• **Exercise directions**
Return all lines in the material below that contain "value".

===

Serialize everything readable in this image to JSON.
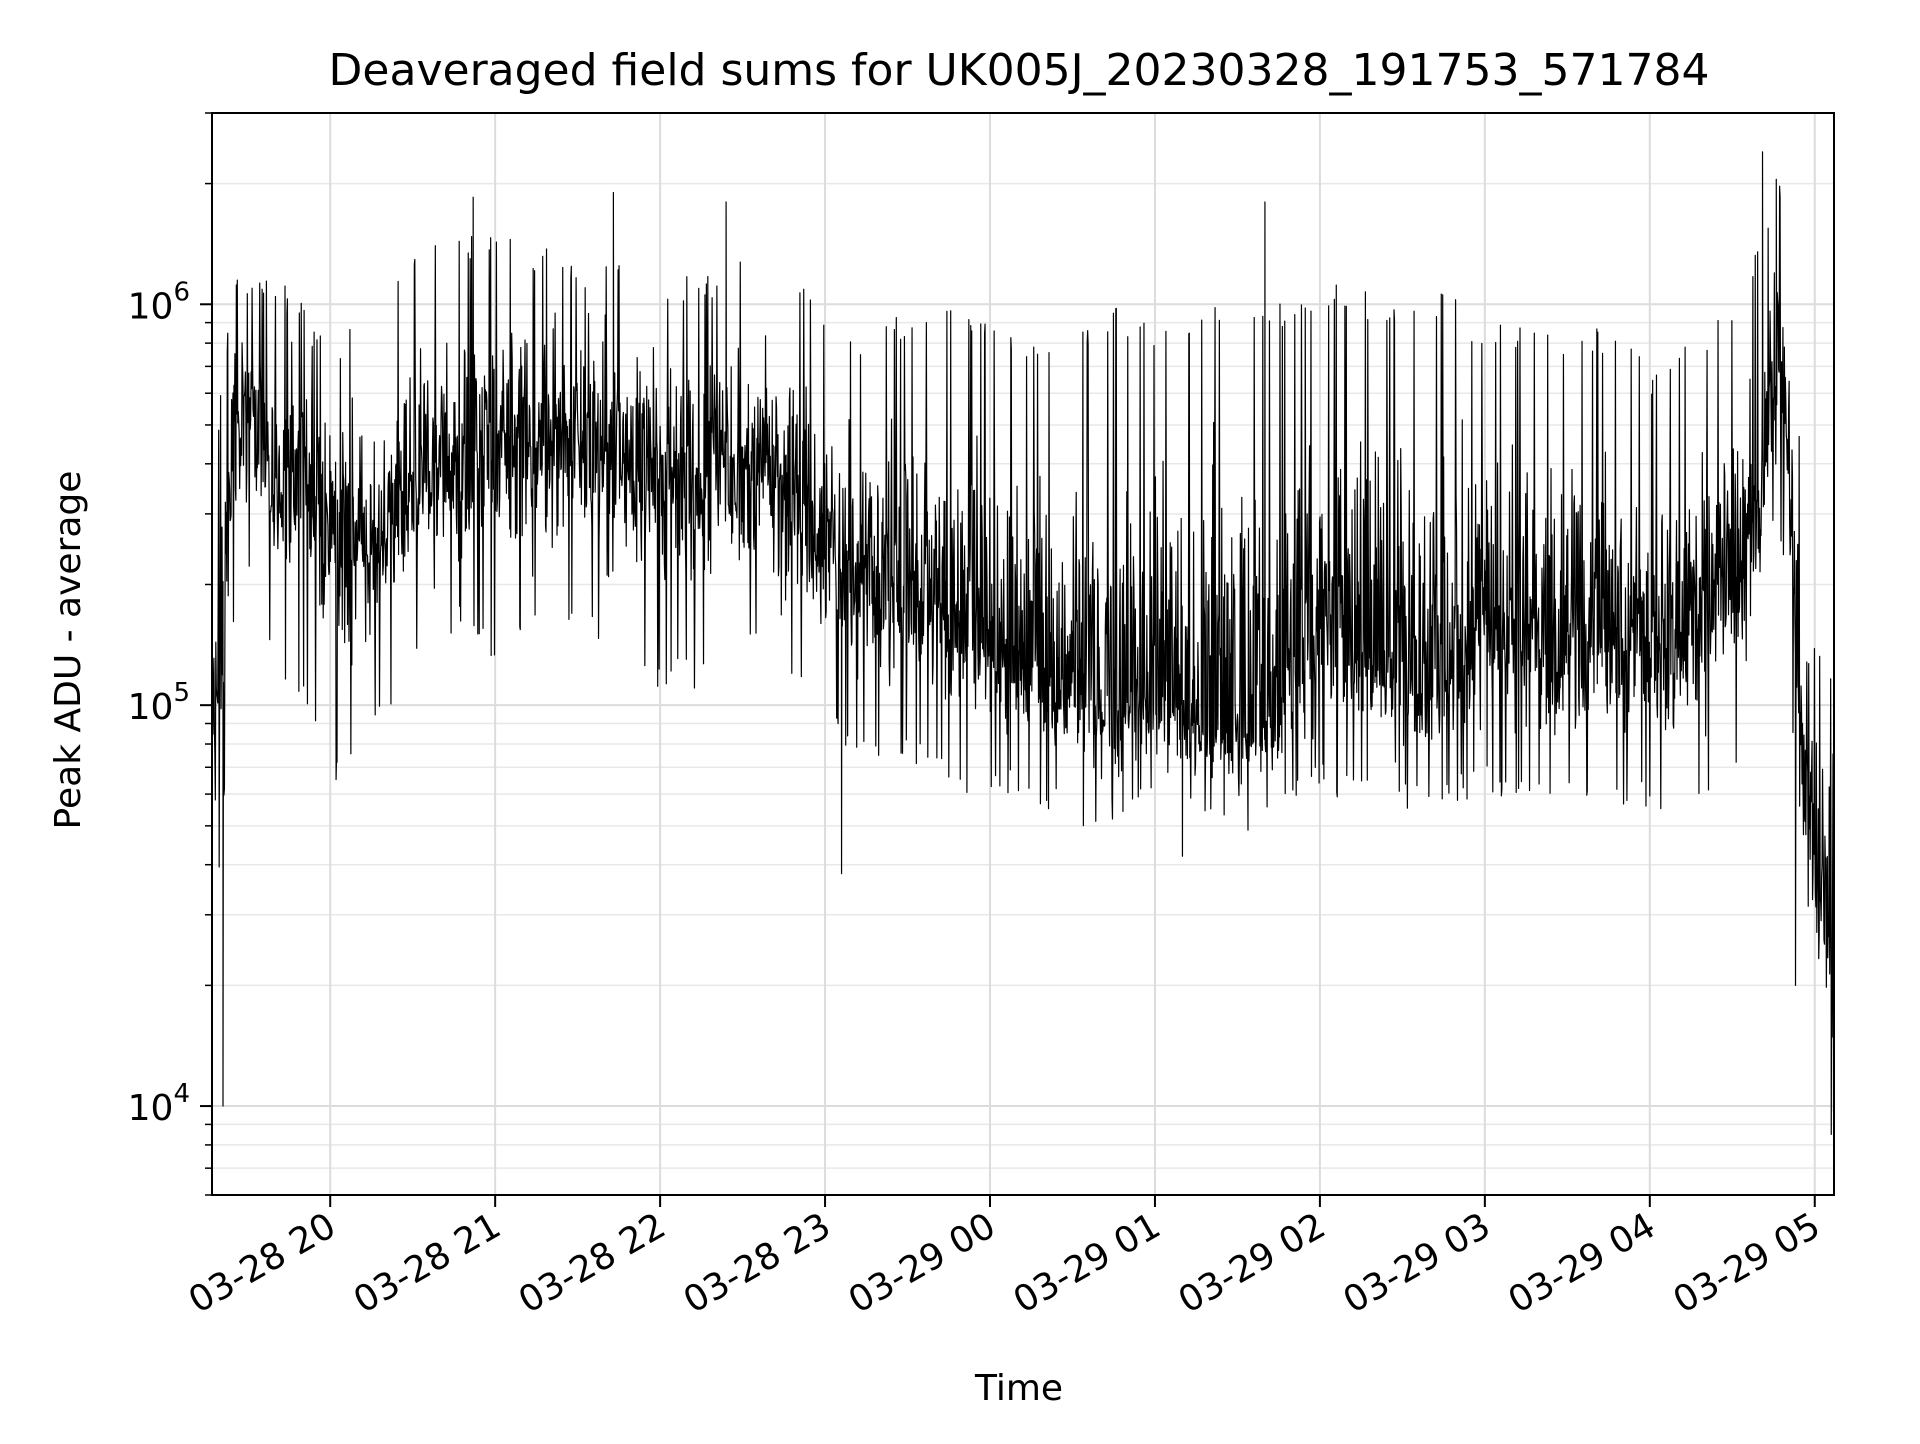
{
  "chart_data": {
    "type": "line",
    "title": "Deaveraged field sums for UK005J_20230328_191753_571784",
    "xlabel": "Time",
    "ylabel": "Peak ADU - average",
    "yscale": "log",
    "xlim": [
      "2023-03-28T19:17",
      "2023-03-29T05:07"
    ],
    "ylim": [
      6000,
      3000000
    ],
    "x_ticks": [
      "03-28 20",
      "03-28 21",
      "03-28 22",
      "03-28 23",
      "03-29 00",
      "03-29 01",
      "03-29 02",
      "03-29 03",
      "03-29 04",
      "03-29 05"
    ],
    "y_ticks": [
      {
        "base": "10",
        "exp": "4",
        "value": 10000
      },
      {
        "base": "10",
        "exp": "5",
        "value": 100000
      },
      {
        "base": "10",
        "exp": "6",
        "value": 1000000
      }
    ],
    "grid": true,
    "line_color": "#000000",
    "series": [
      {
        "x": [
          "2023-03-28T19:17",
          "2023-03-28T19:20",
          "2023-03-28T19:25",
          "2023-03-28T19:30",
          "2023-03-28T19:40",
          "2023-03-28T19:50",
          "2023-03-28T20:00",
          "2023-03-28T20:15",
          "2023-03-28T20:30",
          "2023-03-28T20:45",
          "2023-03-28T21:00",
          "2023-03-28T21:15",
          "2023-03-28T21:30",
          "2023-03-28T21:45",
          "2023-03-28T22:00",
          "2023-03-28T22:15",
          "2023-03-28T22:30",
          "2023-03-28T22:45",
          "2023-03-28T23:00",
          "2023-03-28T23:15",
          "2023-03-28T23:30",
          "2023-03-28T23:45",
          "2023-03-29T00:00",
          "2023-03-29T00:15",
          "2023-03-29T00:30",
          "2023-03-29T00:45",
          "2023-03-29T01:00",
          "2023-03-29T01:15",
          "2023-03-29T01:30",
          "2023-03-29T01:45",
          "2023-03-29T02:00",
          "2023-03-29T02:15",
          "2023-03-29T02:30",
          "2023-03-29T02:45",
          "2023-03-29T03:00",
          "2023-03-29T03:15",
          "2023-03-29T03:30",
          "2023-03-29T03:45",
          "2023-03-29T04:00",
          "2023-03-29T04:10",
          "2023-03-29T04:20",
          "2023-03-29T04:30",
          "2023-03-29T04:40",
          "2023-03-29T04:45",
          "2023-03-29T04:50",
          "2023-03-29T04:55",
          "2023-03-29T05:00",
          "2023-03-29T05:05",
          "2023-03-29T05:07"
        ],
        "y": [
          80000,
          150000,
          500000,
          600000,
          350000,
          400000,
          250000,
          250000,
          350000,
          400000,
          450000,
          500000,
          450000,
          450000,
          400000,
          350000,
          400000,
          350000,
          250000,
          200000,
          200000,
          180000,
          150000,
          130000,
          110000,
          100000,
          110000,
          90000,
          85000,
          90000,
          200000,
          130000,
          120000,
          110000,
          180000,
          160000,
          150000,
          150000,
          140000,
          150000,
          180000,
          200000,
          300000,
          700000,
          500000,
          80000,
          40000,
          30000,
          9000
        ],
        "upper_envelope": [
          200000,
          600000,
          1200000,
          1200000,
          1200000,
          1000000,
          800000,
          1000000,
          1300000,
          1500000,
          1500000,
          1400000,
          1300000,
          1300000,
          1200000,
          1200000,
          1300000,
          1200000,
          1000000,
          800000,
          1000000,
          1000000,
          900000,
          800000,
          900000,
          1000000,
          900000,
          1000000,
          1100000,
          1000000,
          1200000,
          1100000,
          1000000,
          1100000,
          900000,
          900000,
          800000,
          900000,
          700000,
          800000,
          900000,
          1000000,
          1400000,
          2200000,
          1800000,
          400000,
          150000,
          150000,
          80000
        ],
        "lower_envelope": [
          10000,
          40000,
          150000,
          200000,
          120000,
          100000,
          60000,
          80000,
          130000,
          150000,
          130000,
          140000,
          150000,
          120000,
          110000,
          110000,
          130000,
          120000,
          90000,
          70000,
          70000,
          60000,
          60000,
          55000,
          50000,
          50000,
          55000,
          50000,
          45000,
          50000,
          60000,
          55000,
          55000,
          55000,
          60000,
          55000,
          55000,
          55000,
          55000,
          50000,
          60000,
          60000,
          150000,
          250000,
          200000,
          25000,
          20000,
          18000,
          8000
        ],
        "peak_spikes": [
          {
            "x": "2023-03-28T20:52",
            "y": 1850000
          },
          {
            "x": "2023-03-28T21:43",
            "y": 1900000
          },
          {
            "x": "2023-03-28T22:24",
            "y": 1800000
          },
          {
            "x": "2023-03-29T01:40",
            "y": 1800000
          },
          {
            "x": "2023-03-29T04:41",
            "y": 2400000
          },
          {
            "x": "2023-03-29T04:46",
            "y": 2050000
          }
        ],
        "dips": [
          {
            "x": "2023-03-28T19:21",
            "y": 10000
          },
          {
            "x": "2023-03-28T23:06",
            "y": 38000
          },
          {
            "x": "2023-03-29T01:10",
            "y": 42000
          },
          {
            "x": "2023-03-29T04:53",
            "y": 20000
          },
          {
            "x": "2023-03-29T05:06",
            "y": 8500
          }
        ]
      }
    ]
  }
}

===

• **Written answer**
        "value": 10000
        "value": 100000
        "value": 1000000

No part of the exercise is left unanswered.